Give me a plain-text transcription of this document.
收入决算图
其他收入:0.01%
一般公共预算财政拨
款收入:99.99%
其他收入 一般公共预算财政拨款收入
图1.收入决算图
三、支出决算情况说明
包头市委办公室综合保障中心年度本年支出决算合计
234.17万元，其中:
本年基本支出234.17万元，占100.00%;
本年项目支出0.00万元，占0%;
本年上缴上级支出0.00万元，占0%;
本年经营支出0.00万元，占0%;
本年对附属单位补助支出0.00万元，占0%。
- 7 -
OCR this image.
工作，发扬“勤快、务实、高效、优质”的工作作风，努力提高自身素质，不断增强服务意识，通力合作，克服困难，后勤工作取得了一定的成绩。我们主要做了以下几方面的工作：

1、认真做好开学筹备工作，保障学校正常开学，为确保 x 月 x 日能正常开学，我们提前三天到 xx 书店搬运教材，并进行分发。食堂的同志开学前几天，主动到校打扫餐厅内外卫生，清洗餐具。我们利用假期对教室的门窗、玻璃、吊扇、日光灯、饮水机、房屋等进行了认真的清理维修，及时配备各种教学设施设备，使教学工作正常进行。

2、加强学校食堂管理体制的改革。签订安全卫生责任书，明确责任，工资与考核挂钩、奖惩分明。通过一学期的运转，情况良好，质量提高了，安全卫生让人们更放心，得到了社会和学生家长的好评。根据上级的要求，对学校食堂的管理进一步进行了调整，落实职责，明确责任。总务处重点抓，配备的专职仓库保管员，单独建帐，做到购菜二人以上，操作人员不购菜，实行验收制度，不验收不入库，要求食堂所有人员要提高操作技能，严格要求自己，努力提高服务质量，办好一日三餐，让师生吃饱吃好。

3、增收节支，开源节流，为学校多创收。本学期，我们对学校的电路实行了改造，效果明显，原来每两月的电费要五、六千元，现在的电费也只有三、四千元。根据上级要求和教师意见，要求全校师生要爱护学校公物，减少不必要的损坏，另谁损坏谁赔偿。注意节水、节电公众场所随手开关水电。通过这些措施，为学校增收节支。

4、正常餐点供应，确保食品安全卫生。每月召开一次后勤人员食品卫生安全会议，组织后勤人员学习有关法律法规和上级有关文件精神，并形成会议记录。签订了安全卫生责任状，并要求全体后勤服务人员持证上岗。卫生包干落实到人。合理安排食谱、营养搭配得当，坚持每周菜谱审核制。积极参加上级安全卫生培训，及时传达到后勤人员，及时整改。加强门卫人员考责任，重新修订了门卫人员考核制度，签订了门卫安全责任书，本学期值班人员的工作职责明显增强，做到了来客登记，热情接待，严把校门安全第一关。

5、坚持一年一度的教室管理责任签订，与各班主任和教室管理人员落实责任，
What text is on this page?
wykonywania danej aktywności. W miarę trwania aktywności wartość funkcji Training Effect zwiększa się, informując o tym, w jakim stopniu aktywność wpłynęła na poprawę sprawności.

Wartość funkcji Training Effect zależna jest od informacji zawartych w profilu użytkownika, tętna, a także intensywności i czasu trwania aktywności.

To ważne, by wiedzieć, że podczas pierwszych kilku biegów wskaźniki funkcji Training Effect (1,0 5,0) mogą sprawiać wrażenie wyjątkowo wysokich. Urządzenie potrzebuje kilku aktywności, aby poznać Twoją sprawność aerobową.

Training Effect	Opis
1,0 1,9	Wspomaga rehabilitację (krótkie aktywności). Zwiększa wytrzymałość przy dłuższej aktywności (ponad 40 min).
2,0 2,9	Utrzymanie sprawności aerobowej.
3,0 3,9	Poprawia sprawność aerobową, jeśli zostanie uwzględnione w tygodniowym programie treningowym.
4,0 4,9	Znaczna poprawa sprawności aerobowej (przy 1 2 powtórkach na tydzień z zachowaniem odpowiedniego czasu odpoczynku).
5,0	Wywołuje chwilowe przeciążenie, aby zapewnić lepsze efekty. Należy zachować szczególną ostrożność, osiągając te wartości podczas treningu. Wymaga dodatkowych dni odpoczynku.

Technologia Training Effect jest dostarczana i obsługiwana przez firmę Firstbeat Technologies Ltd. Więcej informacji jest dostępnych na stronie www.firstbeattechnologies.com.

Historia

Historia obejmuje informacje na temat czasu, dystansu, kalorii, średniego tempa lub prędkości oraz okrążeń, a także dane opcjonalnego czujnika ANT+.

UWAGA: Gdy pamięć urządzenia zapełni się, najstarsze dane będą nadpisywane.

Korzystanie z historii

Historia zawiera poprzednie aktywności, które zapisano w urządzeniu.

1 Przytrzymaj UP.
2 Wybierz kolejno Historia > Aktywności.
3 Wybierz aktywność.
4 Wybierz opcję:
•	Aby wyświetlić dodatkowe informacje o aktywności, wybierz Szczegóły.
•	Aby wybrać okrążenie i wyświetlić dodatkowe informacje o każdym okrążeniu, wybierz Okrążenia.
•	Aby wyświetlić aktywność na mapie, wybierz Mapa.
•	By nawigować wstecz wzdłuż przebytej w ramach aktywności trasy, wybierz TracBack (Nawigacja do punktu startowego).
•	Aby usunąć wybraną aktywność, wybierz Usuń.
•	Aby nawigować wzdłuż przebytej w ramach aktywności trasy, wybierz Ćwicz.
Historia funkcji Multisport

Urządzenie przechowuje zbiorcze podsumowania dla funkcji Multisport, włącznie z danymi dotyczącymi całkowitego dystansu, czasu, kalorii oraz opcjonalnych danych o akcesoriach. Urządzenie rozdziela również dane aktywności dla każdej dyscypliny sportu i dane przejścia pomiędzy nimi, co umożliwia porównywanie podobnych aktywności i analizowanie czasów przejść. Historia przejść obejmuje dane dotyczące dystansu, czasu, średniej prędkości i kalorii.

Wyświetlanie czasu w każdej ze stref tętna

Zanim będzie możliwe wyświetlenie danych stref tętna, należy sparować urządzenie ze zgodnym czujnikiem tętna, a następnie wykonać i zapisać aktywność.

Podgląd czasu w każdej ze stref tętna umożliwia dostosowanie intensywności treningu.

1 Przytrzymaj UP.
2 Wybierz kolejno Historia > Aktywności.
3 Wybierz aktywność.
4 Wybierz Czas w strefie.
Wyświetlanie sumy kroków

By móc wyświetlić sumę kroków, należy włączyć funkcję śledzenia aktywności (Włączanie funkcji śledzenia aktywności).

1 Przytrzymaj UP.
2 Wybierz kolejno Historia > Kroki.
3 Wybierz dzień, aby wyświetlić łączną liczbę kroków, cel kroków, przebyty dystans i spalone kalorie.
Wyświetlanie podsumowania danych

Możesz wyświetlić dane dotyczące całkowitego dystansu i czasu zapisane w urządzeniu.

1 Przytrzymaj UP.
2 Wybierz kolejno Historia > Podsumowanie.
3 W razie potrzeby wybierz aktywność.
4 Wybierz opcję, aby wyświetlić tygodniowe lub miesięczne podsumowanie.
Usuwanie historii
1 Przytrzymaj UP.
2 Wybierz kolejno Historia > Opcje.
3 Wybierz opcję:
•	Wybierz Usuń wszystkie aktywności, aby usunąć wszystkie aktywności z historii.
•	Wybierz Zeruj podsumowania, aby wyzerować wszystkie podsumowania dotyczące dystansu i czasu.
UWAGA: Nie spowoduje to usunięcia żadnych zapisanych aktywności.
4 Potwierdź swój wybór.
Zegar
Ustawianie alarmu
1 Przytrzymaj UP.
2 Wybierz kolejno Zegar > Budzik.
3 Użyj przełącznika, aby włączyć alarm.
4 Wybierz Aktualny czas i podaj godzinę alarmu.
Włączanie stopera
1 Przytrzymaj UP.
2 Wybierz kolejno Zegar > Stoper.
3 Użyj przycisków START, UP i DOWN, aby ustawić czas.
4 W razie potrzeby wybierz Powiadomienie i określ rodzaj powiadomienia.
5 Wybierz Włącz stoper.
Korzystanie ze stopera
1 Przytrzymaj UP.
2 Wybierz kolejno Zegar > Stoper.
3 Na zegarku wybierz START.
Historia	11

************

## PROMPT:
Which lines in the records above contain the string "jest"? Copy each one.

## ANSWER FOR THE TASK:
Wartość funkcji Training Effect zależna jest od informacji zawartych w profilu użytkownika, tętna, a także intensywności i czasu trwania aktywności.
Technologia Training Effect jest dostarczana i obsługiwana przez firmę Firstbeat Technologies Ltd. Więcej informacji jest dostępnych na stronie www.firstbeattechnologies.com.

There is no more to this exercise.